### Task instructions
Look through the lines below and extract any with the word "icon".

### Data provided
※ ※ ※
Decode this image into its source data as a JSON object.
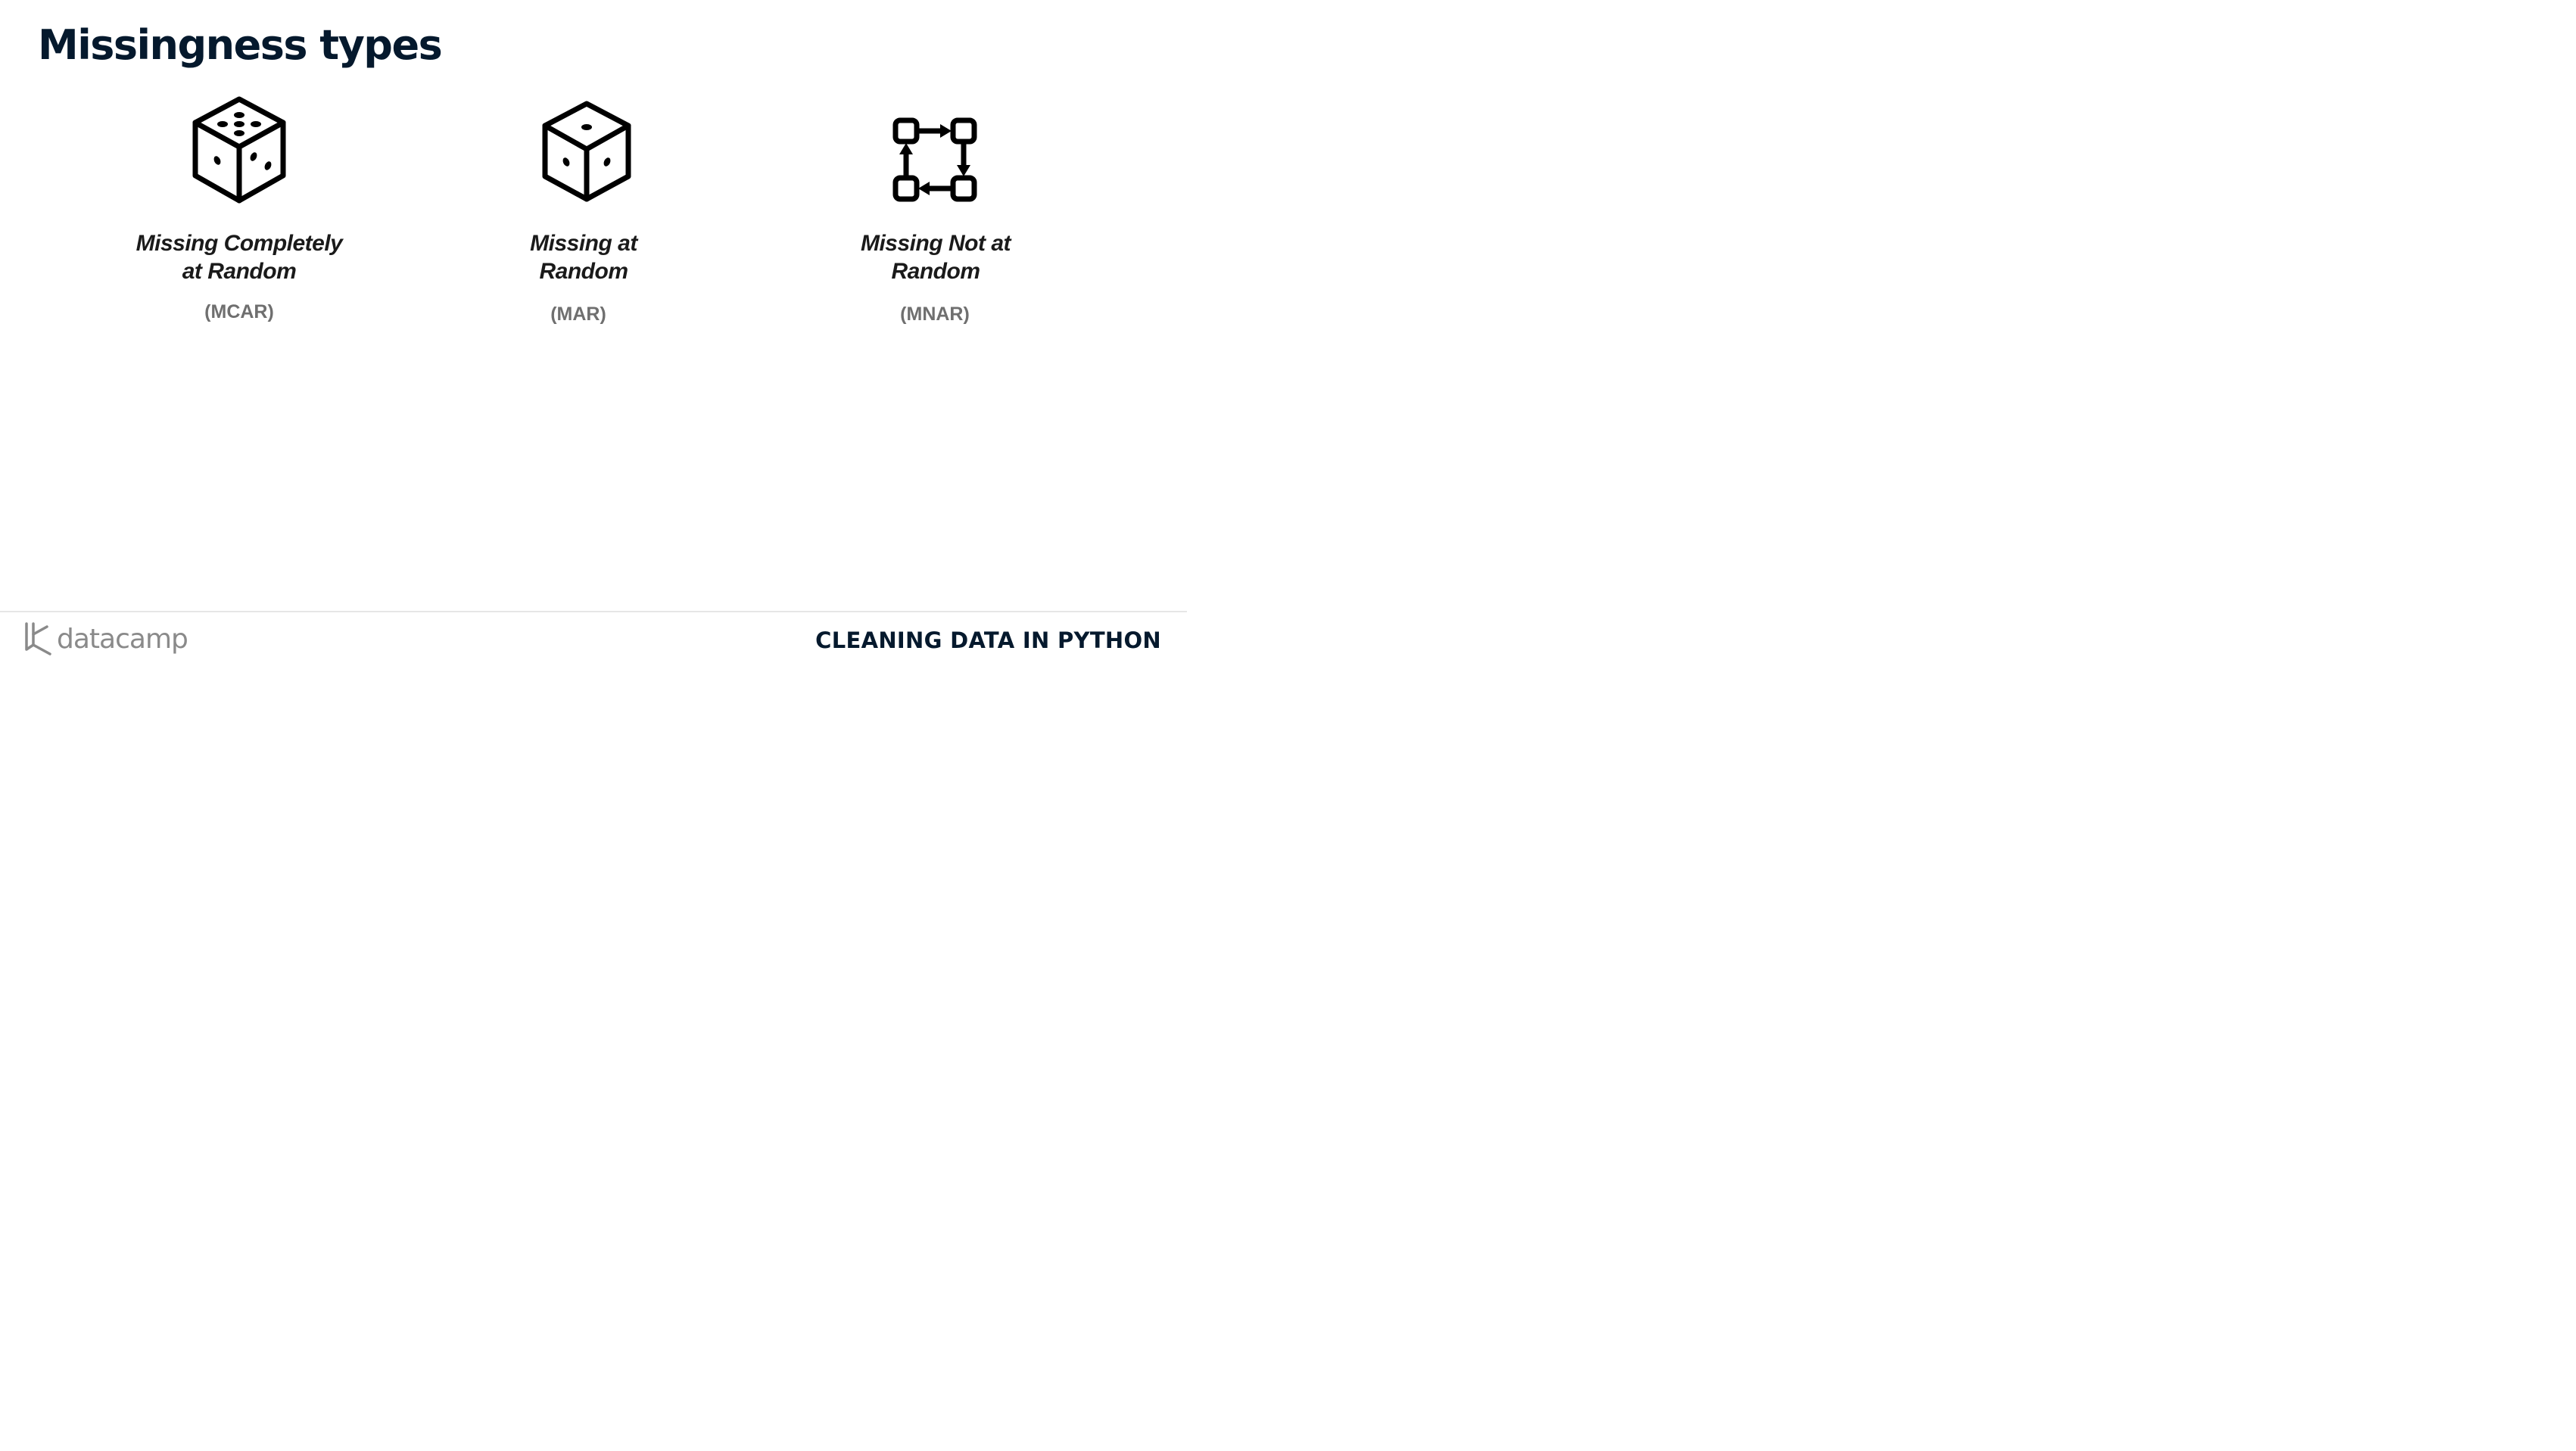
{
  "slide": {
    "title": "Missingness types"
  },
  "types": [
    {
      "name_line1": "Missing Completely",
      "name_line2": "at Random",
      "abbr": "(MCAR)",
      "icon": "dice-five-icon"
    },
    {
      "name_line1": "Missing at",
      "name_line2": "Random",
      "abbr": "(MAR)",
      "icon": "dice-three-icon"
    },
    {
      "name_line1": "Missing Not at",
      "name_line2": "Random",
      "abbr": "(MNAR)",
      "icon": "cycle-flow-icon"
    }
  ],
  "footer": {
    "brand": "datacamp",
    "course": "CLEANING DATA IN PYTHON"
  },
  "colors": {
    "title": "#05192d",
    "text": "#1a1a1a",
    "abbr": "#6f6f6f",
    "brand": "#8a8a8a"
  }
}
※ ※ ※
### Response to the exercise
      "icon": "dice-five-icon"
      "icon": "dice-three-icon"
      "icon": "cycle-flow-icon"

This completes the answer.